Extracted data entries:
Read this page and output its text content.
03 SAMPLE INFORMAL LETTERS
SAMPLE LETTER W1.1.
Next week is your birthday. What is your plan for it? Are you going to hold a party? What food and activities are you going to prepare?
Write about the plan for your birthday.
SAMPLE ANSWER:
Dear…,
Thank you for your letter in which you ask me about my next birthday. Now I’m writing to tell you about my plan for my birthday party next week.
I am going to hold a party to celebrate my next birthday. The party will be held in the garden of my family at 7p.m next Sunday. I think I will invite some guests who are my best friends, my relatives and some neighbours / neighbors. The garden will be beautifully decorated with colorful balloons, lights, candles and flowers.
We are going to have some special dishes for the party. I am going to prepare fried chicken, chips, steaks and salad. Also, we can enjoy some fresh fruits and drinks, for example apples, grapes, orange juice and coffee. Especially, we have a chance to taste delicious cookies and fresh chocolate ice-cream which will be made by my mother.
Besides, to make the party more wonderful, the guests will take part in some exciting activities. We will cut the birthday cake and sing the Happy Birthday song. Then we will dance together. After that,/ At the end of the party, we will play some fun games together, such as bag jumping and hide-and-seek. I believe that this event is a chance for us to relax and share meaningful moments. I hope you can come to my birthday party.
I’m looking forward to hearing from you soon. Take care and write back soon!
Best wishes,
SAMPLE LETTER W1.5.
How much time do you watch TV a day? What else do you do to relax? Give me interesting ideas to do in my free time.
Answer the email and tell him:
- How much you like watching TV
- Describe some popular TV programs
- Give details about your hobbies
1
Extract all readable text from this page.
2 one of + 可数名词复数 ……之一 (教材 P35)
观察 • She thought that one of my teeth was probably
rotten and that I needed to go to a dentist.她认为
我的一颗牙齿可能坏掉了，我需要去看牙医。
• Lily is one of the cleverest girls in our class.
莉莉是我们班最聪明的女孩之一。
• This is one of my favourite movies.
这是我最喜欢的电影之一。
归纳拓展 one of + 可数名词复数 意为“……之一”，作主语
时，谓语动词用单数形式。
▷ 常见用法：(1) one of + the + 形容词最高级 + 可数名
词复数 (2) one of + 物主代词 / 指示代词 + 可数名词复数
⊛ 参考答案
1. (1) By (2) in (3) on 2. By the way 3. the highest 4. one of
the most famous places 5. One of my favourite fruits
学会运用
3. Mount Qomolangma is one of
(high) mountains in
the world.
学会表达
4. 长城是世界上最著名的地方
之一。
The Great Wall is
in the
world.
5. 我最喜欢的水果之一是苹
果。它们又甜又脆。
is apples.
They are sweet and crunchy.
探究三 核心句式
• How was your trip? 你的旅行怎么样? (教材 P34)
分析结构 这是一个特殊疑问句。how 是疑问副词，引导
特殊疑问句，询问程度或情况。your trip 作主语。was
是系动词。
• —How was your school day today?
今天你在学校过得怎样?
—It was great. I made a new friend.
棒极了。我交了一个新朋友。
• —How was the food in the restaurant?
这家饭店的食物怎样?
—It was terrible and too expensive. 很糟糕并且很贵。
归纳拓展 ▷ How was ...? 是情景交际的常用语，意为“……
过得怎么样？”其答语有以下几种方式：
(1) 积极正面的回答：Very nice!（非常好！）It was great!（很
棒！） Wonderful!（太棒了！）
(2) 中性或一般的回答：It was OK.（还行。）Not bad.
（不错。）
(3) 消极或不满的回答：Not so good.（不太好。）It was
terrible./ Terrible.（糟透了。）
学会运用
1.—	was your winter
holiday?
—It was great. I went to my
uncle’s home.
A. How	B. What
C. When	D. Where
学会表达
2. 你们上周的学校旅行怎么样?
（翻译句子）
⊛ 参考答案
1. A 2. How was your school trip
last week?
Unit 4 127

What you should do: All of the lines above need to be given again exactly.

Result:
Read this page and output its text content.
03 SAMPLE INFORMAL LETTERS
SAMPLE LETTER W1.1.
Next week is your birthday. What is your plan for it? Are you going to hold a party? What food and activities are you going to prepare?
Write about the plan for your birthday.
SAMPLE ANSWER:
Dear…,
Thank you for your letter in which you ask me about my next birthday. Now I’m writing to tell you about my plan for my birthday party next week.
I am going to hold a party to celebrate my next birthday. The party will be held in the garden of my family at 7p.m next Sunday. I think I will invite some guests who are my best friends, my relatives and some neighbours / neighbors. The garden will be beautifully decorated with colorful balloons, lights, candles and flowers.
We are going to have some special dishes for the party. I am going to prepare fried chicken, chips, steaks and salad. Also, we can enjoy some fresh fruits and drinks, for example apples, grapes, orange juice and coffee. Especially, we have a chance to taste delicious cookies and fresh chocolate ice-cream which will be made by my mother.
Besides, to make the party more wonderful, the guests will take part in some exciting activities. We will cut the birthday cake and sing the Happy Birthday song. Then we will dance together. After that,/ At the end of the party, we will play some fun games together, such as bag jumping and hide-and-seek. I believe that this event is a chance for us to relax and share meaningful moments. I hope you can come to my birthday party.
I’m looking forward to hearing from you soon. Take care and write back soon!
Best wishes,
SAMPLE LETTER W1.5.
How much time do you watch TV a day? What else do you do to relax? Give me interesting ideas to do in my free time.
Answer the email and tell him:
- How much you like watching TV
- Describe some popular TV programs
- Give details about your hobbies
1
Extract all readable text from this page.
2 one of + 可数名词复数 ……之一 (教材 P35)
观察 • She thought that one of my teeth was probably
rotten and that I needed to go to a dentist.她认为
我的一颗牙齿可能坏掉了，我需要去看牙医。
• Lily is one of the cleverest girls in our class.
莉莉是我们班最聪明的女孩之一。
• This is one of my favourite movies.
这是我最喜欢的电影之一。
归纳拓展 one of + 可数名词复数 意为“……之一”，作主语
时，谓语动词用单数形式。
▷ 常见用法：(1) one of + the + 形容词最高级 + 可数名
词复数 (2) one of + 物主代词 / 指示代词 + 可数名词复数
⊛ 参考答案
1. (1) By (2) in (3) on 2. By the way 3. the highest 4. one of
the most famous places 5. One of my favourite fruits
学会运用
3. Mount Qomolangma is one of
(high) mountains in
the world.
学会表达
4. 长城是世界上最著名的地方
之一。
The Great Wall is
in the
world.
5. 我最喜欢的水果之一是苹
果。它们又甜又脆。
is apples.
They are sweet and crunchy.
探究三 核心句式
• How was your trip? 你的旅行怎么样? (教材 P34)
分析结构 这是一个特殊疑问句。how 是疑问副词，引导
特殊疑问句，询问程度或情况。your trip 作主语。was
是系动词。
• —How was your school day today?
今天你在学校过得怎样?
—It was great. I made a new friend.
棒极了。我交了一个新朋友。
• —How was the food in the restaurant?
这家饭店的食物怎样?
—It was terrible and too expensive. 很糟糕并且很贵。
归纳拓展 ▷ How was ...? 是情景交际的常用语，意为“……
过得怎么样？”其答语有以下几种方式：
(1) 积极正面的回答：Very nice!（非常好！）It was great!（很
棒！） Wonderful!（太棒了！）
(2) 中性或一般的回答：It was OK.（还行。）Not bad.
（不错。）
(3) 消极或不满的回答：Not so good.（不太好。）It was
terrible./ Terrible.（糟透了。）
学会运用
1.—	was your winter
holiday?
—It was great. I went to my
uncle’s home.
A. How	B. What
C. When	D. Where
学会表达
2. 你们上周的学校旅行怎么样?
（翻译句子）
⊛ 参考答案
1. A 2. How was your school trip
last week?
Unit 4 127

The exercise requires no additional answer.